[Collected data]
──────────

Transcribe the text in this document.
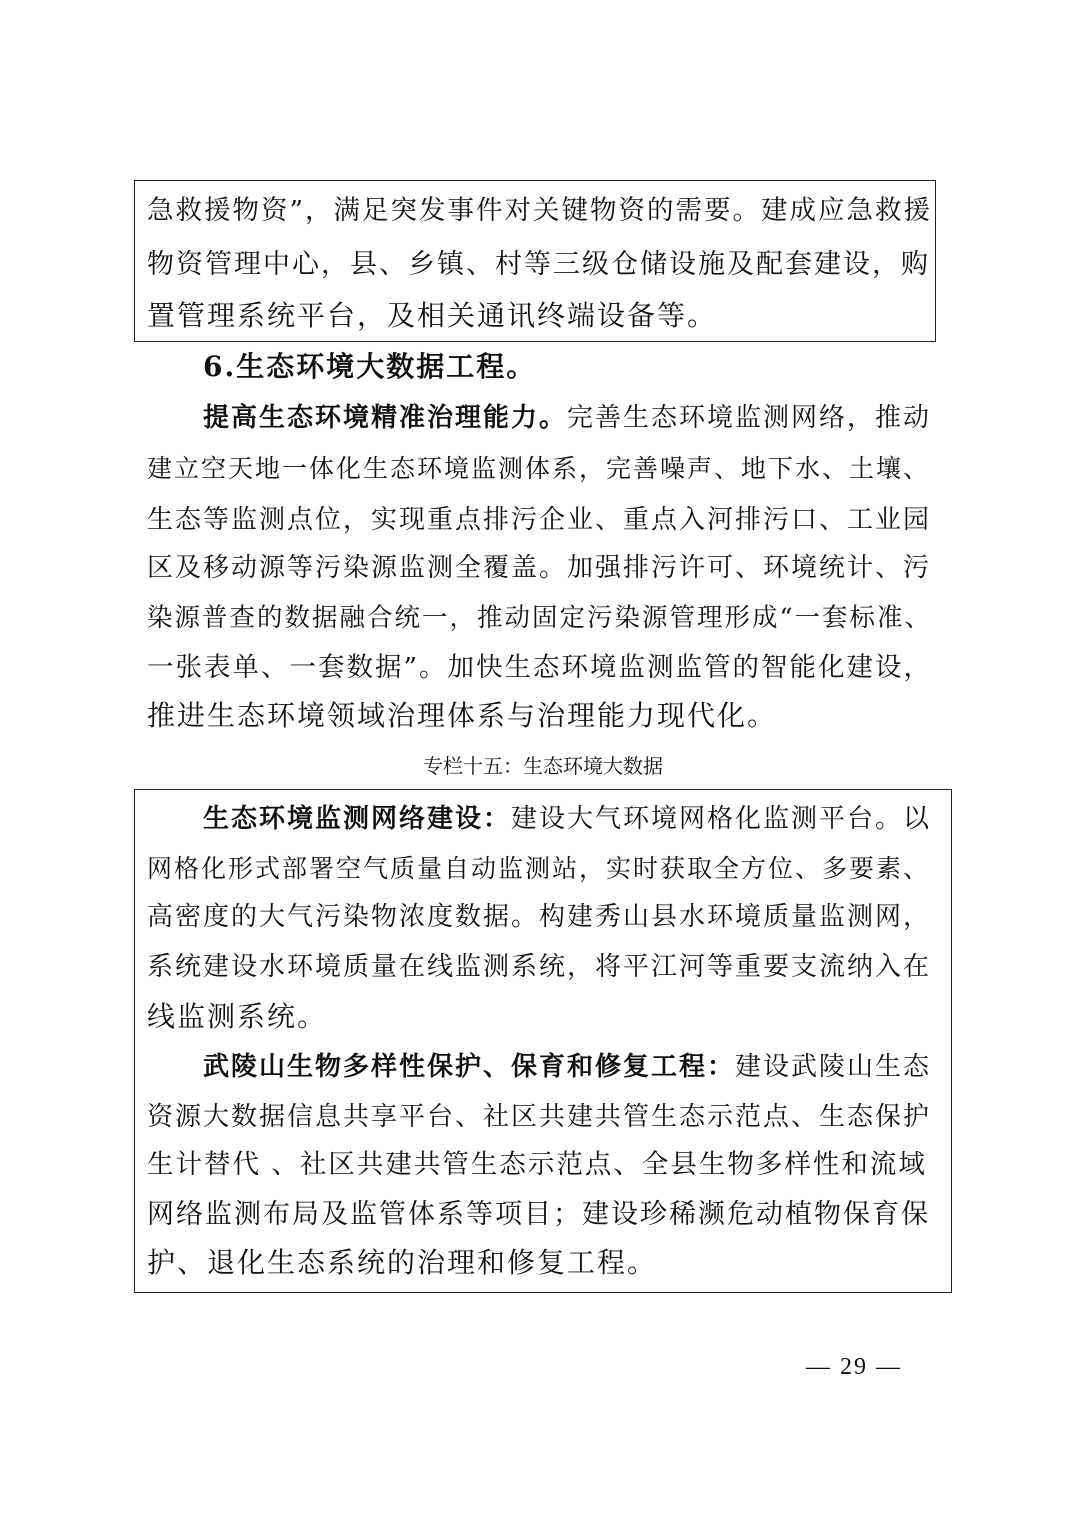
急救援物资”，满足突发事件对关键物资的需要。建成应急救援
物资管理中心，县、乡镇、村等三级仓储设施及配套建设，购
置管理系统平台，及相关通讯终端设备等。
6.生态环境大数据工程。
提高生态环境精准治理能力。完善生态环境监测网络，推动
建立空天地一体化生态环境监测体系，完善噪声、地下水、土壤、
生态等监测点位，实现重点排污企业、重点入河排污口、工业园
区及移动源等污染源监测全覆盖。加强排污许可、环境统计、污
染源普查的数据融合统一，推动固定污染源管理形成“一套标准、
一张表单、一套数据”。加快生态环境监测监管的智能化建设，
推进生态环境领域治理体系与治理能力现代化。
专栏十五：生态环境大数据
生态环境监测网络建设：建设大气环境网格化监测平台。以
网格化形式部署空气质量自动监测站，实时获取全方位、多要素、
高密度的大气污染物浓度数据。构建秀山县水环境质量监测网，
系统建设水环境质量在线监测系统，将平江河等重要支流纳入在
线监测系统。
武陵山生物多样性保护、保育和修复工程：建设武陵山生态
资源大数据信息共享平台、社区共建共管生态示范点、生态保护
生计替代 、社区共建共管生态示范点、全县生物多样性和流域
网络监测布局及监管体系等项目；建设珍稀濒危动植物保育保
护、退化生态系统的治理和修复工程。
— 29 —
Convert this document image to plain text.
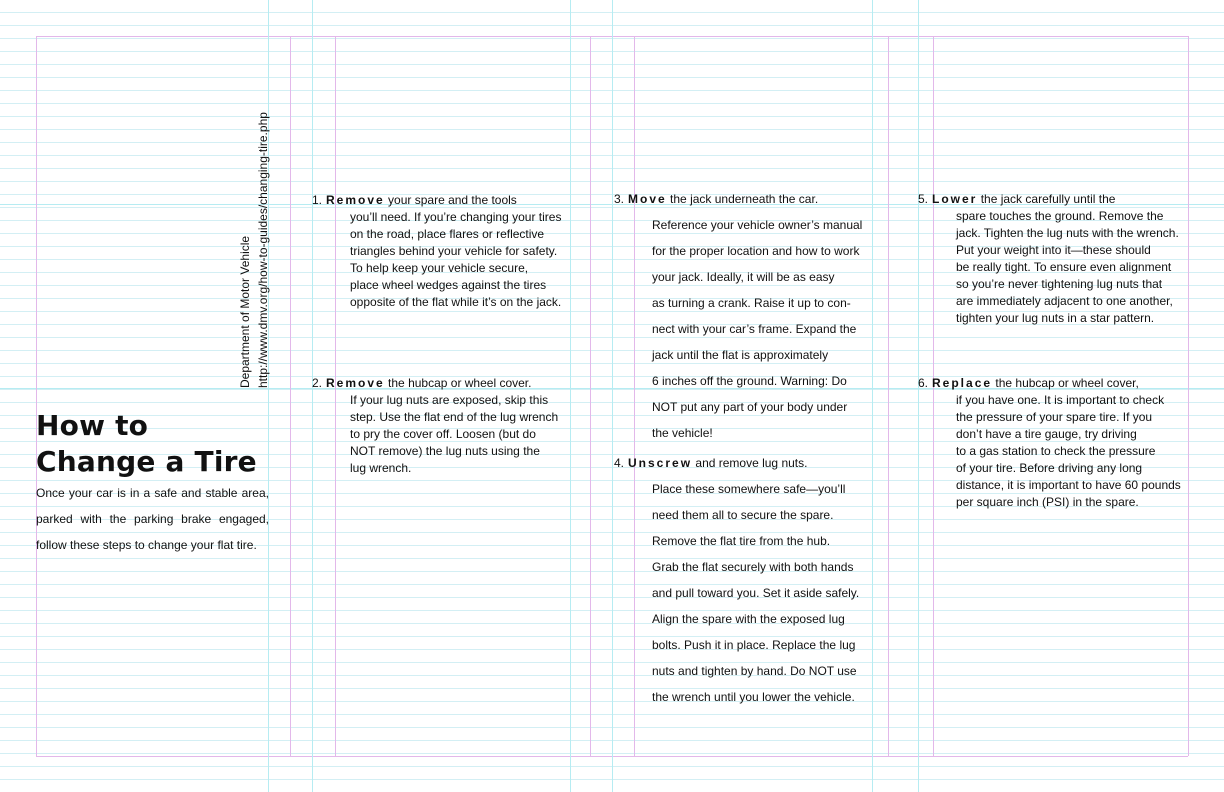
Department of Motor Vehicle http://www.dmv.org/how-to-guides/changing-tire.php
How to
Change a Tire

Once your car is in a safe and stable area, parked with the parking brake engaged, follow these steps to change your flat tire.

1. Remove your spare and the tools
you’ll need. If you’re changing your tires
on the road, place flares or reflective
triangles behind your vehicle for safety.
To help keep your vehicle secure,
place wheel wedges against the tires
opposite of the flat while it’s on the jack.
2. Remove the hubcap or wheel cover.
If your lug nuts are exposed, skip this
step. Use the flat end of the lug wrench
to pry the cover off. Loosen (but do
NOT remove) the lug nuts using the
lug wrench.
3. Move the jack underneath the car.
Reference your vehicle owner’s manual
for the proper location and how to work
your jack. Ideally, it will be as easy
as turning a crank. Raise it up to con-
nect with your car’s frame. Expand the
jack until the flat is approximately
6 inches off the ground. Warning: Do
NOT put any part of your body under
the vehicle!
4. Unscrew and remove lug nuts.
Place these somewhere safe—you’ll
need them all to secure the spare.
Remove the flat tire from the hub.
Grab the flat securely with both hands
and pull toward you. Set it aside safely.
Align the spare with the exposed lug
bolts. Push it in place. Replace the lug
nuts and tighten by hand. Do NOT use
the wrench until you lower the vehicle.
5. Lower the jack carefully until the
spare touches the ground. Remove the
jack. Tighten the lug nuts with the wrench.
Put your weight into it—these should
be really tight. To ensure even alignment
so you’re never tightening lug nuts that
are immediately adjacent to one another,
tighten your lug nuts in a star pattern.
6. Replace the hubcap or wheel cover,
if you have one. It is important to check
the pressure of your spare tire. If you
don’t have a tire gauge, try driving
to a gas station to check the pressure
of your tire. Before driving any long
distance, it is important to have 60 pounds
per square inch (PSI) in the spare.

──────────

| REQUIRED WORK |
Images in the records should not be copied. Repeat all the rest exactly.

| REPLY |
Transcribe the text in this document.
急救援物资”，满足突发事件对关键物资的需要。建成应急救援
物资管理中心，县、乡镇、村等三级仓储设施及配套建设，购
置管理系统平台，及相关通讯终端设备等。
6.生态环境大数据工程。
提高生态环境精准治理能力。完善生态环境监测网络，推动
建立空天地一体化生态环境监测体系，完善噪声、地下水、土壤、
生态等监测点位，实现重点排污企业、重点入河排污口、工业园
区及移动源等污染源监测全覆盖。加强排污许可、环境统计、污
染源普查的数据融合统一，推动固定污染源管理形成“一套标准、
一张表单、一套数据”。加快生态环境监测监管的智能化建设，
推进生态环境领域治理体系与治理能力现代化。
专栏十五：生态环境大数据
生态环境监测网络建设：建设大气环境网格化监测平台。以
网格化形式部署空气质量自动监测站，实时获取全方位、多要素、
高密度的大气污染物浓度数据。构建秀山县水环境质量监测网，
系统建设水环境质量在线监测系统，将平江河等重要支流纳入在
线监测系统。
武陵山生物多样性保护、保育和修复工程：建设武陵山生态
资源大数据信息共享平台、社区共建共管生态示范点、生态保护
生计替代 、社区共建共管生态示范点、全县生物多样性和流域
网络监测布局及监管体系等项目；建设珍稀濒危动植物保育保
护、退化生态系统的治理和修复工程。
— 29 —
Convert this document image to plain text.
Department of Motor Vehicle http://www.dmv.org/how-to-guides/changing-tire.php
How to
Change a Tire

Once your car is in a safe and stable area, parked with the parking brake engaged, follow these steps to change your flat tire.

1. Remove your spare and the tools
you’ll need. If you’re changing your tires
on the road, place flares or reflective
triangles behind your vehicle for safety.
To help keep your vehicle secure,
place wheel wedges against the tires
opposite of the flat while it’s on the jack.
2. Remove the hubcap or wheel cover.
If your lug nuts are exposed, skip this
step. Use the flat end of the lug wrench
to pry the cover off. Loosen (but do
NOT remove) the lug nuts using the
lug wrench.
3. Move the jack underneath the car.
Reference your vehicle owner’s manual
for the proper location and how to work
your jack. Ideally, it will be as easy
as turning a crank. Raise it up to con-
nect with your car’s frame. Expand the
jack until the flat is approximately
6 inches off the ground. Warning: Do
NOT put any part of your body under
the vehicle!
4. Unscrew and remove lug nuts.
Place these somewhere safe—you’ll
need them all to secure the spare.
Remove the flat tire from the hub.
Grab the flat securely with both hands
and pull toward you. Set it aside safely.
Align the spare with the exposed lug
bolts. Push it in place. Replace the lug
nuts and tighten by hand. Do NOT use
the wrench until you lower the vehicle.
5. Lower the jack carefully until the
spare touches the ground. Remove the
jack. Tighten the lug nuts with the wrench.
Put your weight into it—these should
be really tight. To ensure even alignment
so you’re never tightening lug nuts that
are immediately adjacent to one another,
tighten your lug nuts in a star pattern.
6. Replace the hubcap or wheel cover,
if you have one. It is important to check
the pressure of your spare tire. If you
don’t have a tire gauge, try driving
to a gas station to check the pressure
of your tire. Before driving any long
distance, it is important to have 60 pounds
per square inch (PSI) in the spare.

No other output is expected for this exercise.